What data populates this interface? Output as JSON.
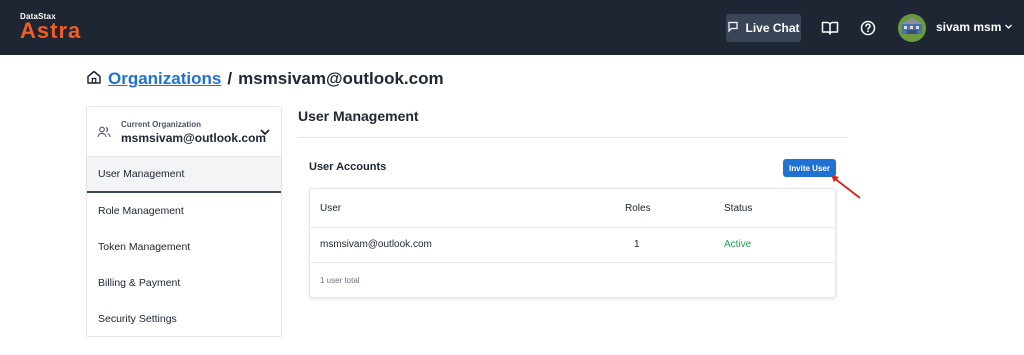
{
  "header": {
    "logo_small": "DataStax",
    "logo_big": "Astra",
    "live_chat": "Live Chat",
    "user_name": "sivam msm",
    "icons": [
      "chat-icon",
      "book-icon",
      "help-icon",
      "chevron-down-icon"
    ]
  },
  "breadcrumb": {
    "root": "Organizations",
    "separator": "/",
    "current": "msmsivam@outlook.com"
  },
  "sidebar": {
    "org_caption": "Current Organization",
    "org_value": "msmsivam@outlook.com",
    "items": [
      {
        "label": "User Management",
        "active": true
      },
      {
        "label": "Role Management"
      },
      {
        "label": "Token Management"
      },
      {
        "label": "Billing & Payment"
      },
      {
        "label": "Security Settings"
      }
    ]
  },
  "main": {
    "title": "User Management",
    "section_title": "User Accounts",
    "invite_button": "Invite User",
    "table": {
      "headers": [
        "User",
        "Roles",
        "Status"
      ],
      "rows": [
        {
          "user": "msmsivam@outlook.com",
          "roles": "1",
          "status": "Active"
        }
      ],
      "total": "1 user total"
    }
  },
  "colors": {
    "header_bg": "#1e2533",
    "brand_orange": "#f45d22",
    "link_blue": "#1f72d4",
    "status_green": "#1fa855",
    "annotation_red": "#e02020"
  }
}
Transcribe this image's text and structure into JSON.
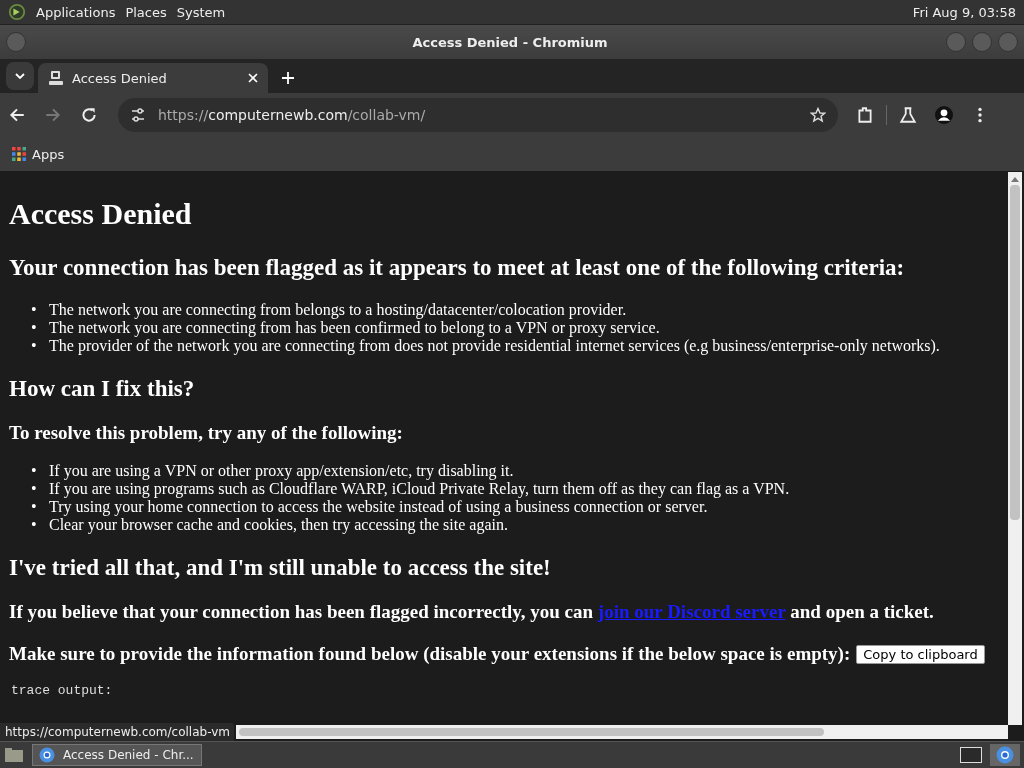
{
  "top_panel": {
    "menus": [
      "Applications",
      "Places",
      "System"
    ],
    "clock": "Fri Aug  9, 03:58"
  },
  "window": {
    "title": "Access Denied - Chromium"
  },
  "tabs": [
    {
      "label": "Access Denied",
      "selected": true
    }
  ],
  "toolbar": {
    "forward_disabled": true,
    "url": {
      "scheme": "https://",
      "host": "computernewb.com",
      "path": "/collab-vm/"
    }
  },
  "bookmarks": [
    {
      "label": "Apps"
    }
  ],
  "page": {
    "title": "Access Denied",
    "criteria_heading": "Your connection has been flagged as it appears to meet at least one of the following criteria:",
    "criteria": [
      {
        "bullet": "•",
        "text": "The network you are connecting from belongs to a hosting/datacenter/colocation provider."
      },
      {
        "bullet": "•",
        "text": "The network you are connecting from has been confirmed to belong to a VPN or proxy service."
      },
      {
        "bullet": "•",
        "text": "The provider of the network you are connecting from does not provide residential internet services (e.g business/enterprise-only networks)."
      }
    ],
    "fix_heading": "How can I fix this?",
    "resolve_heading": "To resolve this problem, try any of the following:",
    "steps": [
      {
        "bullet": "•",
        "text": "If you are using a VPN or other proxy app/extension/etc, try disabling it."
      },
      {
        "bullet": "•",
        "text": "If you are using programs such as Cloudflare WARP, iCloud Private Relay, turn them off as they can flag as a VPN."
      },
      {
        "bullet": "•",
        "text": "Try using your home connection to access the website instead of using a business connection or server."
      },
      {
        "bullet": "•",
        "text": "Clear your browser cache and cookies, then try accessing the site again."
      }
    ],
    "tried_heading": "I've tried all that, and I'm still unable to access the site!",
    "ticket": {
      "before": "If you believe that your connection has been flagged incorrectly, you can ",
      "link": "join our Discord server",
      "after": " and open a ticket."
    },
    "provide": "Make sure to provide the information found below (disable your extensions if the below space is empty):",
    "copy_button": "Copy to clipboard",
    "trace": "trace output:"
  },
  "status_url": "https://computernewb.com/collab-vm",
  "taskbar": {
    "tasks": [
      {
        "label": "Access Denied - Chr...",
        "selected": true
      }
    ]
  }
}
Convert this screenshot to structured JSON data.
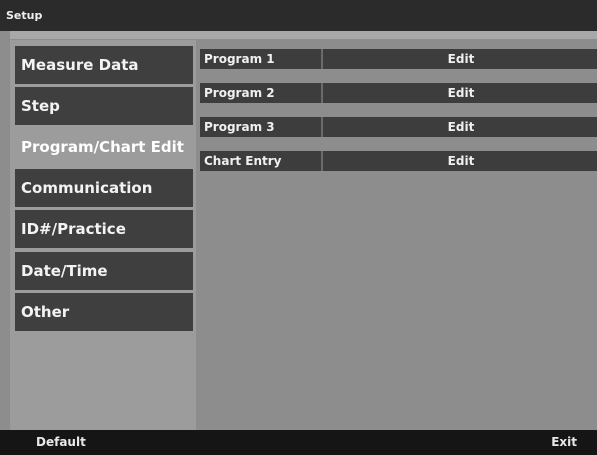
{
  "window": {
    "title": "Setup"
  },
  "menu": {
    "items": [
      {
        "label": "Measure Data",
        "active": false
      },
      {
        "label": "Step",
        "active": false
      },
      {
        "label": "Program/Chart Edit",
        "active": true
      },
      {
        "label": "Communication",
        "active": false
      },
      {
        "label": "ID#/Practice",
        "active": false
      },
      {
        "label": "Date/Time",
        "active": false
      },
      {
        "label": "Other",
        "active": false
      }
    ]
  },
  "panel": {
    "rows": [
      {
        "label": "Program 1",
        "action": "Edit"
      },
      {
        "label": "Program 2",
        "action": "Edit"
      },
      {
        "label": "Program 3",
        "action": "Edit"
      },
      {
        "label": "Chart Entry",
        "action": "Edit"
      }
    ]
  },
  "footer": {
    "left_label": "Default",
    "right_label": "Exit"
  },
  "colors": {
    "titlebar": "#2b2b2b",
    "background": "#8d8d8d",
    "menu_item": "#3f3f3f",
    "menu_active": "#9c9c9c",
    "footer": "#151515"
  }
}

•••

* _Problem to solve_
Make a word-for-word copy of the entries, without any pictures.

* _Answer in full_
What data populates this interface? Output as JSON.
{
  "header": {
    "logo_small": "DataStax",
    "logo_big": "Astra",
    "live_chat": "Live Chat",
    "user_name": "sivam msm",
    "icons": [
      "chat-icon",
      "book-icon",
      "help-icon",
      "chevron-down-icon"
    ]
  },
  "breadcrumb": {
    "root": "Organizations",
    "separator": "/",
    "current": "msmsivam@outlook.com"
  },
  "sidebar": {
    "org_caption": "Current Organization",
    "org_value": "msmsivam@outlook.com",
    "items": [
      {
        "label": "User Management",
        "active": true
      },
      {
        "label": "Role Management"
      },
      {
        "label": "Token Management"
      },
      {
        "label": "Billing & Payment"
      },
      {
        "label": "Security Settings"
      }
    ]
  },
  "main": {
    "title": "User Management",
    "section_title": "User Accounts",
    "invite_button": "Invite User",
    "table": {
      "headers": [
        "User",
        "Roles",
        "Status"
      ],
      "rows": [
        {
          "user": "msmsivam@outlook.com",
          "roles": "1",
          "status": "Active"
        }
      ],
      "total": "1 user total"
    }
  },
  "colors": {
    "header_bg": "#1e2533",
    "brand_orange": "#f45d22",
    "link_blue": "#1f72d4",
    "status_green": "#1fa855",
    "annotation_red": "#e02020"
  }
}
Transcribe this image's text and structure into JSON.
{
  "top_panel": {
    "menus": [
      "Applications",
      "Places",
      "System"
    ],
    "clock": "Fri Aug  9, 03:58"
  },
  "window": {
    "title": "Access Denied - Chromium"
  },
  "tabs": [
    {
      "label": "Access Denied",
      "selected": true
    }
  ],
  "toolbar": {
    "forward_disabled": true,
    "url": {
      "scheme": "https://",
      "host": "computernewb.com",
      "path": "/collab-vm/"
    }
  },
  "bookmarks": [
    {
      "label": "Apps"
    }
  ],
  "page": {
    "title": "Access Denied",
    "criteria_heading": "Your connection has been flagged as it appears to meet at least one of the following criteria:",
    "criteria": [
      {
        "bullet": "•",
        "text": "The network you are connecting from belongs to a hosting/datacenter/colocation provider."
      },
      {
        "bullet": "•",
        "text": "The network you are connecting from has been confirmed to belong to a VPN or proxy service."
      },
      {
        "bullet": "•",
        "text": "The provider of the network you are connecting from does not provide residential internet services (e.g business/enterprise-only networks)."
      }
    ],
    "fix_heading": "How can I fix this?",
    "resolve_heading": "To resolve this problem, try any of the following:",
    "steps": [
      {
        "bullet": "•",
        "text": "If you are using a VPN or other proxy app/extension/etc, try disabling it."
      },
      {
        "bullet": "•",
        "text": "If you are using programs such as Cloudflare WARP, iCloud Private Relay, turn them off as they can flag as a VPN."
      },
      {
        "bullet": "•",
        "text": "Try using your home connection to access the website instead of using a business connection or server."
      },
      {
        "bullet": "•",
        "text": "Clear your browser cache and cookies, then try accessing the site again."
      }
    ],
    "tried_heading": "I've tried all that, and I'm still unable to access the site!",
    "ticket": {
      "before": "If you believe that your connection has been flagged incorrectly, you can ",
      "link": "join our Discord server",
      "after": " and open a ticket."
    },
    "provide": "Make sure to provide the information found below (disable your extensions if the below space is empty):",
    "copy_button": "Copy to clipboard",
    "trace": "trace output:"
  },
  "status_url": "https://computernewb.com/collab-vm",
  "taskbar": {
    "tasks": [
      {
        "label": "Access Denied - Chr...",
        "selected": true
      }
    ]
  }
}
Convert this screenshot to structured JSON data.
{
  "window": {
    "title": "Setup"
  },
  "menu": {
    "items": [
      {
        "label": "Measure Data",
        "active": false
      },
      {
        "label": "Step",
        "active": false
      },
      {
        "label": "Program/Chart Edit",
        "active": true
      },
      {
        "label": "Communication",
        "active": false
      },
      {
        "label": "ID#/Practice",
        "active": false
      },
      {
        "label": "Date/Time",
        "active": false
      },
      {
        "label": "Other",
        "active": false
      }
    ]
  },
  "panel": {
    "rows": [
      {
        "label": "Program 1",
        "action": "Edit"
      },
      {
        "label": "Program 2",
        "action": "Edit"
      },
      {
        "label": "Program 3",
        "action": "Edit"
      },
      {
        "label": "Chart Entry",
        "action": "Edit"
      }
    ]
  },
  "footer": {
    "left_label": "Default",
    "right_label": "Exit"
  },
  "colors": {
    "titlebar": "#2b2b2b",
    "background": "#8d8d8d",
    "menu_item": "#3f3f3f",
    "menu_active": "#9c9c9c",
    "footer": "#151515"
  }
}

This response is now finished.